Your goal:
Copy every record below exactly.
━━ Extracted entries
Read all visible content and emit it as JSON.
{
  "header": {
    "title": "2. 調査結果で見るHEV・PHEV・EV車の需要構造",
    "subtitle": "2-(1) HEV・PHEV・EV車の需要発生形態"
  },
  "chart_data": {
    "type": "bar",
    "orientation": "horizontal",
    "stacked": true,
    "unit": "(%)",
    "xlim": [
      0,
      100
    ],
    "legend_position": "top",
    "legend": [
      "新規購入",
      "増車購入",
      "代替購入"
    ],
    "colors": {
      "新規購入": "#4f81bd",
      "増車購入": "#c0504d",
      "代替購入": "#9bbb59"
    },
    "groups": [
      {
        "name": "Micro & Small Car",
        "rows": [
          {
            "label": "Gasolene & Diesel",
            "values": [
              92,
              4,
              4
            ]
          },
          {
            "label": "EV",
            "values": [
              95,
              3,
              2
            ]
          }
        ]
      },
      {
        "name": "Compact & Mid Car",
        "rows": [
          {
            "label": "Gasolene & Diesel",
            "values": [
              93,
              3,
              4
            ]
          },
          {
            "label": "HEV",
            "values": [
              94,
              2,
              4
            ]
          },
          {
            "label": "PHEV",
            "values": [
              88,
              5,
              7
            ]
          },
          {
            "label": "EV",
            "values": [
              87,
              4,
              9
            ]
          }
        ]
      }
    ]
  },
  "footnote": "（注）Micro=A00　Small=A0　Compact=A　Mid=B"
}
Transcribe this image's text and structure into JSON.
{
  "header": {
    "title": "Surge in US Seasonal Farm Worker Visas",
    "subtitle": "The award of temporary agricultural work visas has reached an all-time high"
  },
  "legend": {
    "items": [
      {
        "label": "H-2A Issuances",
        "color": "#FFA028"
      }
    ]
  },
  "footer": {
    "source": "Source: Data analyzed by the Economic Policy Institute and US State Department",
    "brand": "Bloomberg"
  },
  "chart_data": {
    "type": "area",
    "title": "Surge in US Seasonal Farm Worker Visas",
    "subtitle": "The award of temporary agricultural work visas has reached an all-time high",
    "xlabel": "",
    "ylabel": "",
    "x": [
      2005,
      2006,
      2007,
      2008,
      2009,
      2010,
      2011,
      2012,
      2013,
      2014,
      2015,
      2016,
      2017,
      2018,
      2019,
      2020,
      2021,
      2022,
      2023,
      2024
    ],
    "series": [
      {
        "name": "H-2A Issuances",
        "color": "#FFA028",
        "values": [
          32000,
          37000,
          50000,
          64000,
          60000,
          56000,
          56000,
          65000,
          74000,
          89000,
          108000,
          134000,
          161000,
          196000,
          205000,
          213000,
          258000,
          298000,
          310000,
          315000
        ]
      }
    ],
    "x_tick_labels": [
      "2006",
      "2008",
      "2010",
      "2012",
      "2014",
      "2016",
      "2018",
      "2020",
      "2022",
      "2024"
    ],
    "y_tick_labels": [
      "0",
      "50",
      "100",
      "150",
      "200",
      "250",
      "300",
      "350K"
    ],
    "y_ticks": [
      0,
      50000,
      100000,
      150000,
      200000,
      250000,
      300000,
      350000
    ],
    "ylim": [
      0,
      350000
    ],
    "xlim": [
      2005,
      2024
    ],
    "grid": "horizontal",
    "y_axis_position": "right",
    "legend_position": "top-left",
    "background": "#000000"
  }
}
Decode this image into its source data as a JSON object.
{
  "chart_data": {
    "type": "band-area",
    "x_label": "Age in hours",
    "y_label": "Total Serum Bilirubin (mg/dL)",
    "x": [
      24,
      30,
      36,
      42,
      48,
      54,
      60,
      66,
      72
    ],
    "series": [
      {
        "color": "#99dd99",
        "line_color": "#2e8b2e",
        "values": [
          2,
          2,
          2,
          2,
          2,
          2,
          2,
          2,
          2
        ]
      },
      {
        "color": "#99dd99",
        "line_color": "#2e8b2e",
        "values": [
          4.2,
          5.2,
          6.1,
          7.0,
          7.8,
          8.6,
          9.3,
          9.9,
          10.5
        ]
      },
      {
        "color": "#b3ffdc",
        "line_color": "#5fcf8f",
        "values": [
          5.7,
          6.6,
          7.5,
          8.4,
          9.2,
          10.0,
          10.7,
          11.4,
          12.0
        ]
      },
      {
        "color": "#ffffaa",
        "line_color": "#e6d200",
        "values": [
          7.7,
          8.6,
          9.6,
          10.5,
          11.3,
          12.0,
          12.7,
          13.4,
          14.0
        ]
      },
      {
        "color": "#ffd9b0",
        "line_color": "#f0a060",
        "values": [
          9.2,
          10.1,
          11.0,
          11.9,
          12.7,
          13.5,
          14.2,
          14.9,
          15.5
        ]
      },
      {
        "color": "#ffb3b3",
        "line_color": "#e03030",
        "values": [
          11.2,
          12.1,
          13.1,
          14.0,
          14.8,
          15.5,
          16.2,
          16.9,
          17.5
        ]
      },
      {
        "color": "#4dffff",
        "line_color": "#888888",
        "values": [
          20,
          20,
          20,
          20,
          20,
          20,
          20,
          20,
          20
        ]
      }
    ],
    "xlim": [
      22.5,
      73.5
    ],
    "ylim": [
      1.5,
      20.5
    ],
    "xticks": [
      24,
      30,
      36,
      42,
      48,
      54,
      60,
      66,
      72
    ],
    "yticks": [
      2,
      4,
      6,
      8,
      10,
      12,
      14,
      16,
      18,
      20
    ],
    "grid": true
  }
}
━━━━
Finished task:
Read all visible content and emit it as JSON.
{
  "header": {
    "title": "2. 調査結果で見るHEV・PHEV・EV車の需要構造",
    "subtitle": "2-(1) HEV・PHEV・EV車の需要発生形態"
  },
  "chart_data": {
    "type": "bar",
    "orientation": "horizontal",
    "stacked": true,
    "unit": "(%)",
    "xlim": [
      0,
      100
    ],
    "legend_position": "top",
    "legend": [
      "新規購入",
      "増車購入",
      "代替購入"
    ],
    "colors": {
      "新規購入": "#4f81bd",
      "増車購入": "#c0504d",
      "代替購入": "#9bbb59"
    },
    "groups": [
      {
        "name": "Micro & Small Car",
        "rows": [
          {
            "label": "Gasolene & Diesel",
            "values": [
              92,
              4,
              4
            ]
          },
          {
            "label": "EV",
            "values": [
              95,
              3,
              2
            ]
          }
        ]
      },
      {
        "name": "Compact & Mid Car",
        "rows": [
          {
            "label": "Gasolene & Diesel",
            "values": [
              93,
              3,
              4
            ]
          },
          {
            "label": "HEV",
            "values": [
              94,
              2,
              4
            ]
          },
          {
            "label": "PHEV",
            "values": [
              88,
              5,
              7
            ]
          },
          {
            "label": "EV",
            "values": [
              87,
              4,
              9
            ]
          }
        ]
      }
    ]
  },
  "footnote": "（注）Micro=A00　Small=A0　Compact=A　Mid=B"
}
Transcribe this image's text and structure into JSON.
{
  "header": {
    "title": "Surge in US Seasonal Farm Worker Visas",
    "subtitle": "The award of temporary agricultural work visas has reached an all-time high"
  },
  "legend": {
    "items": [
      {
        "label": "H-2A Issuances",
        "color": "#FFA028"
      }
    ]
  },
  "footer": {
    "source": "Source: Data analyzed by the Economic Policy Institute and US State Department",
    "brand": "Bloomberg"
  },
  "chart_data": {
    "type": "area",
    "title": "Surge in US Seasonal Farm Worker Visas",
    "subtitle": "The award of temporary agricultural work visas has reached an all-time high",
    "xlabel": "",
    "ylabel": "",
    "x": [
      2005,
      2006,
      2007,
      2008,
      2009,
      2010,
      2011,
      2012,
      2013,
      2014,
      2015,
      2016,
      2017,
      2018,
      2019,
      2020,
      2021,
      2022,
      2023,
      2024
    ],
    "series": [
      {
        "name": "H-2A Issuances",
        "color": "#FFA028",
        "values": [
          32000,
          37000,
          50000,
          64000,
          60000,
          56000,
          56000,
          65000,
          74000,
          89000,
          108000,
          134000,
          161000,
          196000,
          205000,
          213000,
          258000,
          298000,
          310000,
          315000
        ]
      }
    ],
    "x_tick_labels": [
      "2006",
      "2008",
      "2010",
      "2012",
      "2014",
      "2016",
      "2018",
      "2020",
      "2022",
      "2024"
    ],
    "y_tick_labels": [
      "0",
      "50",
      "100",
      "150",
      "200",
      "250",
      "300",
      "350K"
    ],
    "y_ticks": [
      0,
      50000,
      100000,
      150000,
      200000,
      250000,
      300000,
      350000
    ],
    "ylim": [
      0,
      350000
    ],
    "xlim": [
      2005,
      2024
    ],
    "grid": "horizontal",
    "y_axis_position": "right",
    "legend_position": "top-left",
    "background": "#000000"
  }
}
Decode this image into its source data as a JSON object.
{
  "chart_data": {
    "type": "band-area",
    "x_label": "Age in hours",
    "y_label": "Total Serum Bilirubin (mg/dL)",
    "x": [
      24,
      30,
      36,
      42,
      48,
      54,
      60,
      66,
      72
    ],
    "series": [
      {
        "color": "#99dd99",
        "line_color": "#2e8b2e",
        "values": [
          2,
          2,
          2,
          2,
          2,
          2,
          2,
          2,
          2
        ]
      },
      {
        "color": "#99dd99",
        "line_color": "#2e8b2e",
        "values": [
          4.2,
          5.2,
          6.1,
          7.0,
          7.8,
          8.6,
          9.3,
          9.9,
          10.5
        ]
      },
      {
        "color": "#b3ffdc",
        "line_color": "#5fcf8f",
        "values": [
          5.7,
          6.6,
          7.5,
          8.4,
          9.2,
          10.0,
          10.7,
          11.4,
          12.0
        ]
      },
      {
        "color": "#ffffaa",
        "line_color": "#e6d200",
        "values": [
          7.7,
          8.6,
          9.6,
          10.5,
          11.3,
          12.0,
          12.7,
          13.4,
          14.0
        ]
      },
      {
        "color": "#ffd9b0",
        "line_color": "#f0a060",
        "values": [
          9.2,
          10.1,
          11.0,
          11.9,
          12.7,
          13.5,
          14.2,
          14.9,
          15.5
        ]
      },
      {
        "color": "#ffb3b3",
        "line_color": "#e03030",
        "values": [
          11.2,
          12.1,
          13.1,
          14.0,
          14.8,
          15.5,
          16.2,
          16.9,
          17.5
        ]
      },
      {
        "color": "#4dffff",
        "line_color": "#888888",
        "values": [
          20,
          20,
          20,
          20,
          20,
          20,
          20,
          20,
          20
        ]
      }
    ],
    "xlim": [
      22.5,
      73.5
    ],
    "ylim": [
      1.5,
      20.5
    ],
    "xticks": [
      24,
      30,
      36,
      42,
      48,
      54,
      60,
      66,
      72
    ],
    "yticks": [
      2,
      4,
      6,
      8,
      10,
      12,
      14,
      16,
      18,
      20
    ],
    "grid": true
  }
}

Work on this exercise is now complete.